** START **
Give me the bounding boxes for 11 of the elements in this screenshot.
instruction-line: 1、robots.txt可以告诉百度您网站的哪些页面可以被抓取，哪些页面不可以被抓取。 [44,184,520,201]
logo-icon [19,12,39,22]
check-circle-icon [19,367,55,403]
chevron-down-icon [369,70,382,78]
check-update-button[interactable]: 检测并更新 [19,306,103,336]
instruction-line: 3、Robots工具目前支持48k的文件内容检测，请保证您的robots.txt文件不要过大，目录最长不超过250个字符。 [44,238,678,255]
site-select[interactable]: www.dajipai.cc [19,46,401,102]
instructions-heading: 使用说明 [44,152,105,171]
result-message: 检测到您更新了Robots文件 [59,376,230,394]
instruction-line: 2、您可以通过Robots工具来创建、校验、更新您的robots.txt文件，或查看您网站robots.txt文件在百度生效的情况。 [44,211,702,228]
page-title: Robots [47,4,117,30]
** END **
**The request**
Rewrite each line of the records above as a JSON list of strings, with one string per line and any blank lines omitted.

**Exercise output**
[
  "Give me the bounding boxes for 11 of the elements in this screenshot.",
  "instruction-line: 1、robots.txt可以告诉百度您网站的哪些页面可以被抓取，哪些页面不可以被抓取。 [44,184,520,201]",
  "logo-icon [19,12,39,22]",
  "check-circle-icon [19,367,55,403]",
  "chevron-down-icon [369,70,382,78]",
  "check-update-button[interactable]: 检测并更新 [19,306,103,336]",
  "instruction-line: 3、Robots工具目前支持48k的文件内容检测，请保证您的robots.txt文件不要过大，目录最长不超过250个字符。 [44,238,678,255]",
  "site-select[interactable]: www.dajipai.cc [19,46,401,102]",
  "instructions-heading: 使用说明 [44,152,105,171]",
  "result-message: 检测到您更新了Robots文件 [59,376,230,394]",
  "instruction-line: 2、您可以通过Robots工具来创建、校验、更新您的robots.txt文件，或查看您网站robots.txt文件在百度生效的情况。 [44,211,702,228]",
  "page-title: Robots [47,4,117,30]"
]